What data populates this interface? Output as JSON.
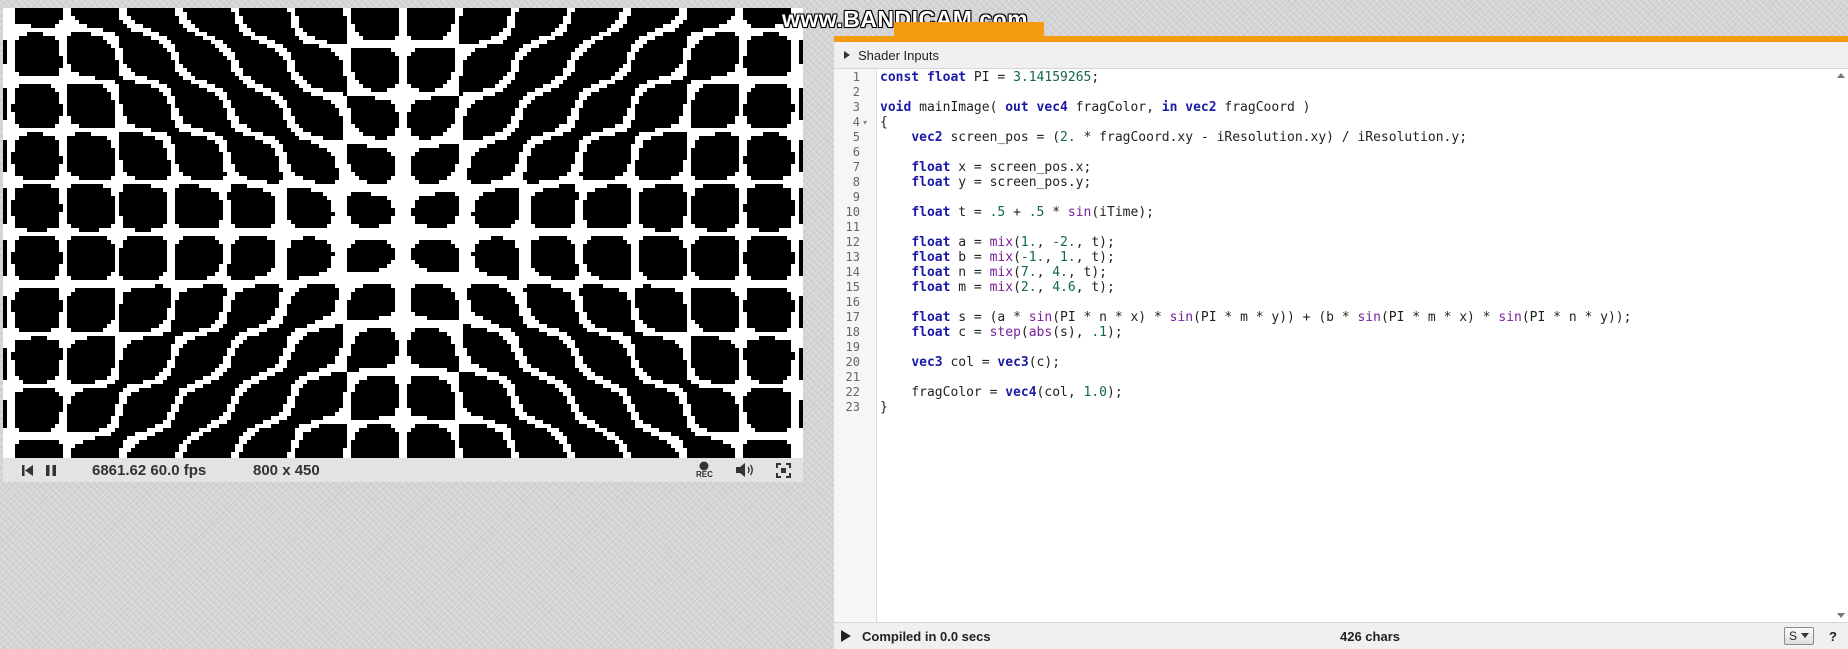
{
  "watermark": "www.BANDICAM.com",
  "player": {
    "time_fps": "6861.62 60.0 fps",
    "resolution": "800 x 450",
    "rec_label": "REC",
    "icons": [
      "rewind-icon",
      "pause-icon",
      "record-icon",
      "volume-icon",
      "fullscreen-icon"
    ]
  },
  "shader_params": {
    "a": -2.0,
    "b": 1.0,
    "n": 4.0,
    "m": 4.6,
    "threshold": 0.1
  },
  "editor": {
    "inputs_label": "Shader Inputs",
    "lines": [
      [
        [
          "kw",
          "const"
        ],
        [
          "pl",
          " "
        ],
        [
          "ty",
          "float"
        ],
        [
          "pl",
          " PI = "
        ],
        [
          "num",
          "3.14159265"
        ],
        [
          "pl",
          ";"
        ]
      ],
      [],
      [
        [
          "ty",
          "void"
        ],
        [
          "pl",
          " mainImage( "
        ],
        [
          "kw",
          "out"
        ],
        [
          "pl",
          " "
        ],
        [
          "ty",
          "vec4"
        ],
        [
          "pl",
          " fragColor, "
        ],
        [
          "kw",
          "in"
        ],
        [
          "pl",
          " "
        ],
        [
          "ty",
          "vec2"
        ],
        [
          "pl",
          " fragCoord )"
        ]
      ],
      [
        [
          "pl",
          "{"
        ]
      ],
      [
        [
          "pl",
          "    "
        ],
        [
          "ty",
          "vec2"
        ],
        [
          "pl",
          " screen_pos = ("
        ],
        [
          "num",
          "2."
        ],
        [
          "pl",
          " * fragCoord.xy - iResolution.xy) / iResolution.y;"
        ]
      ],
      [],
      [
        [
          "pl",
          "    "
        ],
        [
          "ty",
          "float"
        ],
        [
          "pl",
          " x = screen_pos.x;"
        ]
      ],
      [
        [
          "pl",
          "    "
        ],
        [
          "ty",
          "float"
        ],
        [
          "pl",
          " y = screen_pos.y;"
        ]
      ],
      [],
      [
        [
          "pl",
          "    "
        ],
        [
          "ty",
          "float"
        ],
        [
          "pl",
          " t = "
        ],
        [
          "num",
          ".5"
        ],
        [
          "pl",
          " + "
        ],
        [
          "num",
          ".5"
        ],
        [
          "pl",
          " * "
        ],
        [
          "fn",
          "sin"
        ],
        [
          "pl",
          "(iTime);"
        ]
      ],
      [],
      [
        [
          "pl",
          "    "
        ],
        [
          "ty",
          "float"
        ],
        [
          "pl",
          " a = "
        ],
        [
          "fn",
          "mix"
        ],
        [
          "pl",
          "("
        ],
        [
          "num",
          "1."
        ],
        [
          "pl",
          ", "
        ],
        [
          "num",
          "-2."
        ],
        [
          "pl",
          ", t);"
        ]
      ],
      [
        [
          "pl",
          "    "
        ],
        [
          "ty",
          "float"
        ],
        [
          "pl",
          " b = "
        ],
        [
          "fn",
          "mix"
        ],
        [
          "pl",
          "("
        ],
        [
          "num",
          "-1."
        ],
        [
          "pl",
          ", "
        ],
        [
          "num",
          "1."
        ],
        [
          "pl",
          ", t);"
        ]
      ],
      [
        [
          "pl",
          "    "
        ],
        [
          "ty",
          "float"
        ],
        [
          "pl",
          " n = "
        ],
        [
          "fn",
          "mix"
        ],
        [
          "pl",
          "("
        ],
        [
          "num",
          "7."
        ],
        [
          "pl",
          ", "
        ],
        [
          "num",
          "4."
        ],
        [
          "pl",
          ", t);"
        ]
      ],
      [
        [
          "pl",
          "    "
        ],
        [
          "ty",
          "float"
        ],
        [
          "pl",
          " m = "
        ],
        [
          "fn",
          "mix"
        ],
        [
          "pl",
          "("
        ],
        [
          "num",
          "2."
        ],
        [
          "pl",
          ", "
        ],
        [
          "num",
          "4.6"
        ],
        [
          "pl",
          ", t);"
        ]
      ],
      [],
      [
        [
          "pl",
          "    "
        ],
        [
          "ty",
          "float"
        ],
        [
          "pl",
          " s = (a * "
        ],
        [
          "fn",
          "sin"
        ],
        [
          "pl",
          "(PI * n * x) * "
        ],
        [
          "fn",
          "sin"
        ],
        [
          "pl",
          "(PI * m * y)) + (b * "
        ],
        [
          "fn",
          "sin"
        ],
        [
          "pl",
          "(PI * m * x) * "
        ],
        [
          "fn",
          "sin"
        ],
        [
          "pl",
          "(PI * n * y));"
        ]
      ],
      [
        [
          "pl",
          "    "
        ],
        [
          "ty",
          "float"
        ],
        [
          "pl",
          " c = "
        ],
        [
          "fn",
          "step"
        ],
        [
          "pl",
          "("
        ],
        [
          "fn",
          "abs"
        ],
        [
          "pl",
          "(s), "
        ],
        [
          "num",
          ".1"
        ],
        [
          "pl",
          ");"
        ]
      ],
      [],
      [
        [
          "pl",
          "    "
        ],
        [
          "ty",
          "vec3"
        ],
        [
          "pl",
          " col = "
        ],
        [
          "ty",
          "vec3"
        ],
        [
          "pl",
          "(c);"
        ]
      ],
      [],
      [
        [
          "pl",
          "    fragColor = "
        ],
        [
          "ty",
          "vec4"
        ],
        [
          "pl",
          "(col, "
        ],
        [
          "num",
          "1.0"
        ],
        [
          "pl",
          ");"
        ]
      ],
      [
        [
          "pl",
          "}"
        ]
      ]
    ]
  },
  "status": {
    "compiled": "Compiled in 0.0 secs",
    "chars": "426 chars",
    "select_value": "S",
    "help": "?"
  }
}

> Given exercise
Copy each line above precisely, dropping the pictures.

> Answer below
What data populates this interface? Output as JSON.
{
  "watermark": "www.BANDICAM.com",
  "player": {
    "time_fps": "6861.62 60.0 fps",
    "resolution": "800 x 450",
    "rec_label": "REC",
    "icons": [
      "rewind-icon",
      "pause-icon",
      "record-icon",
      "volume-icon",
      "fullscreen-icon"
    ]
  },
  "shader_params": {
    "a": -2.0,
    "b": 1.0,
    "n": 4.0,
    "m": 4.6,
    "threshold": 0.1
  },
  "editor": {
    "inputs_label": "Shader Inputs",
    "lines": [
      [
        [
          "kw",
          "const"
        ],
        [
          "pl",
          " "
        ],
        [
          "ty",
          "float"
        ],
        [
          "pl",
          " PI = "
        ],
        [
          "num",
          "3.14159265"
        ],
        [
          "pl",
          ";"
        ]
      ],
      [],
      [
        [
          "ty",
          "void"
        ],
        [
          "pl",
          " mainImage( "
        ],
        [
          "kw",
          "out"
        ],
        [
          "pl",
          " "
        ],
        [
          "ty",
          "vec4"
        ],
        [
          "pl",
          " fragColor, "
        ],
        [
          "kw",
          "in"
        ],
        [
          "pl",
          " "
        ],
        [
          "ty",
          "vec2"
        ],
        [
          "pl",
          " fragCoord )"
        ]
      ],
      [
        [
          "pl",
          "{"
        ]
      ],
      [
        [
          "pl",
          "    "
        ],
        [
          "ty",
          "vec2"
        ],
        [
          "pl",
          " screen_pos = ("
        ],
        [
          "num",
          "2."
        ],
        [
          "pl",
          " * fragCoord.xy - iResolution.xy) / iResolution.y;"
        ]
      ],
      [],
      [
        [
          "pl",
          "    "
        ],
        [
          "ty",
          "float"
        ],
        [
          "pl",
          " x = screen_pos.x;"
        ]
      ],
      [
        [
          "pl",
          "    "
        ],
        [
          "ty",
          "float"
        ],
        [
          "pl",
          " y = screen_pos.y;"
        ]
      ],
      [],
      [
        [
          "pl",
          "    "
        ],
        [
          "ty",
          "float"
        ],
        [
          "pl",
          " t = "
        ],
        [
          "num",
          ".5"
        ],
        [
          "pl",
          " + "
        ],
        [
          "num",
          ".5"
        ],
        [
          "pl",
          " * "
        ],
        [
          "fn",
          "sin"
        ],
        [
          "pl",
          "(iTime);"
        ]
      ],
      [],
      [
        [
          "pl",
          "    "
        ],
        [
          "ty",
          "float"
        ],
        [
          "pl",
          " a = "
        ],
        [
          "fn",
          "mix"
        ],
        [
          "pl",
          "("
        ],
        [
          "num",
          "1."
        ],
        [
          "pl",
          ", "
        ],
        [
          "num",
          "-2."
        ],
        [
          "pl",
          ", t);"
        ]
      ],
      [
        [
          "pl",
          "    "
        ],
        [
          "ty",
          "float"
        ],
        [
          "pl",
          " b = "
        ],
        [
          "fn",
          "mix"
        ],
        [
          "pl",
          "("
        ],
        [
          "num",
          "-1."
        ],
        [
          "pl",
          ", "
        ],
        [
          "num",
          "1."
        ],
        [
          "pl",
          ", t);"
        ]
      ],
      [
        [
          "pl",
          "    "
        ],
        [
          "ty",
          "float"
        ],
        [
          "pl",
          " n = "
        ],
        [
          "fn",
          "mix"
        ],
        [
          "pl",
          "("
        ],
        [
          "num",
          "7."
        ],
        [
          "pl",
          ", "
        ],
        [
          "num",
          "4."
        ],
        [
          "pl",
          ", t);"
        ]
      ],
      [
        [
          "pl",
          "    "
        ],
        [
          "ty",
          "float"
        ],
        [
          "pl",
          " m = "
        ],
        [
          "fn",
          "mix"
        ],
        [
          "pl",
          "("
        ],
        [
          "num",
          "2."
        ],
        [
          "pl",
          ", "
        ],
        [
          "num",
          "4.6"
        ],
        [
          "pl",
          ", t);"
        ]
      ],
      [],
      [
        [
          "pl",
          "    "
        ],
        [
          "ty",
          "float"
        ],
        [
          "pl",
          " s = (a * "
        ],
        [
          "fn",
          "sin"
        ],
        [
          "pl",
          "(PI * n * x) * "
        ],
        [
          "fn",
          "sin"
        ],
        [
          "pl",
          "(PI * m * y)) + (b * "
        ],
        [
          "fn",
          "sin"
        ],
        [
          "pl",
          "(PI * m * x) * "
        ],
        [
          "fn",
          "sin"
        ],
        [
          "pl",
          "(PI * n * y));"
        ]
      ],
      [
        [
          "pl",
          "    "
        ],
        [
          "ty",
          "float"
        ],
        [
          "pl",
          " c = "
        ],
        [
          "fn",
          "step"
        ],
        [
          "pl",
          "("
        ],
        [
          "fn",
          "abs"
        ],
        [
          "pl",
          "(s), "
        ],
        [
          "num",
          ".1"
        ],
        [
          "pl",
          ");"
        ]
      ],
      [],
      [
        [
          "pl",
          "    "
        ],
        [
          "ty",
          "vec3"
        ],
        [
          "pl",
          " col = "
        ],
        [
          "ty",
          "vec3"
        ],
        [
          "pl",
          "(c);"
        ]
      ],
      [],
      [
        [
          "pl",
          "    fragColor = "
        ],
        [
          "ty",
          "vec4"
        ],
        [
          "pl",
          "(col, "
        ],
        [
          "num",
          "1.0"
        ],
        [
          "pl",
          ");"
        ]
      ],
      [
        [
          "pl",
          "}"
        ]
      ]
    ]
  },
  "status": {
    "compiled": "Compiled in 0.0 secs",
    "chars": "426 chars",
    "select_value": "S",
    "help": "?"
  }
}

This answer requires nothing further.